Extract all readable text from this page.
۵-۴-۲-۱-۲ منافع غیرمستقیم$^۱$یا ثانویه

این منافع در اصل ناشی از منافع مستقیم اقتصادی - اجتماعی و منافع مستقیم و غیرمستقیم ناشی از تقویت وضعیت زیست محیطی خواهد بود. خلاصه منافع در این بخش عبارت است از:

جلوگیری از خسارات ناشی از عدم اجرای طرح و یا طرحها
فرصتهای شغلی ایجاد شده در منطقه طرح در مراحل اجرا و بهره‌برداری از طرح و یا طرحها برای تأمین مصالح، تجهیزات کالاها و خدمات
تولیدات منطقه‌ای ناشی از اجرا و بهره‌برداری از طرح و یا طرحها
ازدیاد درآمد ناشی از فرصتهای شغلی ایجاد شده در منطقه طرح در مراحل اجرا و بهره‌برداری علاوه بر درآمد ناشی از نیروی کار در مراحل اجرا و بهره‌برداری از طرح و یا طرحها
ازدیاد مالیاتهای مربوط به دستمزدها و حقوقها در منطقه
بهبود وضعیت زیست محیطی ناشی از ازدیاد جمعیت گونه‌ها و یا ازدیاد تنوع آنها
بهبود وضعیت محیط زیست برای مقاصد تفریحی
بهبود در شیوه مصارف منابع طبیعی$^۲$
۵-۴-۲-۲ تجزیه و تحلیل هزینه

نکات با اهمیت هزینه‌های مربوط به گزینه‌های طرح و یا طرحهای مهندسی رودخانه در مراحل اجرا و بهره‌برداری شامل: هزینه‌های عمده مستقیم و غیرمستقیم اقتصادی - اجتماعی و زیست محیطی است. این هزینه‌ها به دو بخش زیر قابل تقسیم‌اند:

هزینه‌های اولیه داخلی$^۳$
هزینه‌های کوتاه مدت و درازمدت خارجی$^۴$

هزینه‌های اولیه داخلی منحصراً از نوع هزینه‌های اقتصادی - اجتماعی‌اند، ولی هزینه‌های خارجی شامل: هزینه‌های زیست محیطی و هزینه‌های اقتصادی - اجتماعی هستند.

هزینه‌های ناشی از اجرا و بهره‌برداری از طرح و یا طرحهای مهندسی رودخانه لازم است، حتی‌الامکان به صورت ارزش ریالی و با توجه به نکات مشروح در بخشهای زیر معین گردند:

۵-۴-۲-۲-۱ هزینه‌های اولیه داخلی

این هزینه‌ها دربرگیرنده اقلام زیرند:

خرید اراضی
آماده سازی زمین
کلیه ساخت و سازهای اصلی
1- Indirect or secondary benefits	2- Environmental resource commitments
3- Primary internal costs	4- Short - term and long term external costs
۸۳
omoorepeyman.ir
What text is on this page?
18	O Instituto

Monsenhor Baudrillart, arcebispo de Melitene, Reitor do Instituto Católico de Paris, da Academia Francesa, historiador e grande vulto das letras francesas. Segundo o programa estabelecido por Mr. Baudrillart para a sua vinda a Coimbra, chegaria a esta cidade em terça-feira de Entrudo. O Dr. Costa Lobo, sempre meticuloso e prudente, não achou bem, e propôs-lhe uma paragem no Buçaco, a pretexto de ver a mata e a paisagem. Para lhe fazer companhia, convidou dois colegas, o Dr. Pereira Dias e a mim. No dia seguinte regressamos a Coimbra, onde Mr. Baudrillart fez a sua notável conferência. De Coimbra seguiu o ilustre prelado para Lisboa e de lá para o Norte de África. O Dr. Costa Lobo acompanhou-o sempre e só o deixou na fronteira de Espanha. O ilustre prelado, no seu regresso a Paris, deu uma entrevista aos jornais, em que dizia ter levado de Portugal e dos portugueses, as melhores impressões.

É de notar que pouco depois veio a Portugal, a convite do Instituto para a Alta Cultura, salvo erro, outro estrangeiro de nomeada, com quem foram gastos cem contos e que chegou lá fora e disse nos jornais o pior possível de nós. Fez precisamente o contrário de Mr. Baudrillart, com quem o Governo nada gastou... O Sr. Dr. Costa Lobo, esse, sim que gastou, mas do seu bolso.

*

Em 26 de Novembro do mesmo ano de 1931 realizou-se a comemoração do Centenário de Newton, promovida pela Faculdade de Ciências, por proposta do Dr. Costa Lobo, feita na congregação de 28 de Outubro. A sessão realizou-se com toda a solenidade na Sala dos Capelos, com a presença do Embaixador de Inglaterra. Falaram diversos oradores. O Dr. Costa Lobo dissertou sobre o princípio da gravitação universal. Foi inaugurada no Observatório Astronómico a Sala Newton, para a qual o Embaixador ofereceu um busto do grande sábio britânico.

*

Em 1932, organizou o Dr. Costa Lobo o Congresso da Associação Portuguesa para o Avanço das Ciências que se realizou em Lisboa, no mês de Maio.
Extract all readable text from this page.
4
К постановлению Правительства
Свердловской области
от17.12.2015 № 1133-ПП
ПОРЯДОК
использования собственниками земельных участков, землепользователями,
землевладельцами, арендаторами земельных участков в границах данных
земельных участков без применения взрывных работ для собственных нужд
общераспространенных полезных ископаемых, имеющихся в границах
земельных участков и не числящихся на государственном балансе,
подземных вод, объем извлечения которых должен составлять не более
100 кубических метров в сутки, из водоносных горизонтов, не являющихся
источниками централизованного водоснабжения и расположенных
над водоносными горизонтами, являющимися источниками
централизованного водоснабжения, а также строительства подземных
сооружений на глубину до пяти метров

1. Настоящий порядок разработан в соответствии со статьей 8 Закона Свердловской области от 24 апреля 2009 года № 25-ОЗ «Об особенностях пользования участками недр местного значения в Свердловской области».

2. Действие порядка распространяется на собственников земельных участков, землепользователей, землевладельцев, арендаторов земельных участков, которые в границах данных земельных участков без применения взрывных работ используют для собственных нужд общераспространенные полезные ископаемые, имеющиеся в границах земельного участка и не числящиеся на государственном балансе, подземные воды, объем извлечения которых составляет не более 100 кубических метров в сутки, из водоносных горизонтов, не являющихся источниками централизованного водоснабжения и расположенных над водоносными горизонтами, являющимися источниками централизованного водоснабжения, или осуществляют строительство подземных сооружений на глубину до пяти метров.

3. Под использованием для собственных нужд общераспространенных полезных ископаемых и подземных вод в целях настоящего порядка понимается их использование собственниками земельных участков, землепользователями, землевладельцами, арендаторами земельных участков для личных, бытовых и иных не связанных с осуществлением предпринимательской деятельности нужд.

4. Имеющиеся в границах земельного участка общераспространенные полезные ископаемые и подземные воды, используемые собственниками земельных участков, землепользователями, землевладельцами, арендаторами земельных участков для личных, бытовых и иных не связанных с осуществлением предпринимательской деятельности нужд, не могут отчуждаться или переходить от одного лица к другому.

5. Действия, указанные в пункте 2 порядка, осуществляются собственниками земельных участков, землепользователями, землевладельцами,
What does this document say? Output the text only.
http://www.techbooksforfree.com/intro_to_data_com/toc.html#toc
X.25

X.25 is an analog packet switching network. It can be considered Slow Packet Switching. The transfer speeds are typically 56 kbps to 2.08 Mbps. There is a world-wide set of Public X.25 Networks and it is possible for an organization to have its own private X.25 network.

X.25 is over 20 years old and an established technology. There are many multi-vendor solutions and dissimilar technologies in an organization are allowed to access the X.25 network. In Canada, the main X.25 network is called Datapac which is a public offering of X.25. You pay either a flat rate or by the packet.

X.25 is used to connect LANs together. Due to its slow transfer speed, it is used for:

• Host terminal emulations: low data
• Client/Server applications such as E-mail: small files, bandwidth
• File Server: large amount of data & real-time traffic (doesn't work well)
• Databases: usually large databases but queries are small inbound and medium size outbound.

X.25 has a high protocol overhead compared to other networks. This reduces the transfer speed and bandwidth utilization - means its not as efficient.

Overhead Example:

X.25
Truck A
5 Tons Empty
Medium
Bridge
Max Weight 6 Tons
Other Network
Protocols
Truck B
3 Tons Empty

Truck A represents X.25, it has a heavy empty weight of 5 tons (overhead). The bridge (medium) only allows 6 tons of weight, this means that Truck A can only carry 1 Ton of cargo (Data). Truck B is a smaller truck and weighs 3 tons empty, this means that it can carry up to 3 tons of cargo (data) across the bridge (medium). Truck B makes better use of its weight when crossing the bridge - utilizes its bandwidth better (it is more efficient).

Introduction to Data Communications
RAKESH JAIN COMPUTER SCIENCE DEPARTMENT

WORK INSTRUCTIONS:
Copy every line in the records above that contains the word "بهبود".

SOLUTION TO THIS EXERCISE:
بهبود وضعیت زیست محیطی ناشی از ازدیاد جمعیت گونه‌ها و یا ازدیاد تنوع آنها
بهبود وضعیت محیط زیست برای مقاصد تفریحی
بهبود در شیوه مصارف منابع طبیعی$^۲$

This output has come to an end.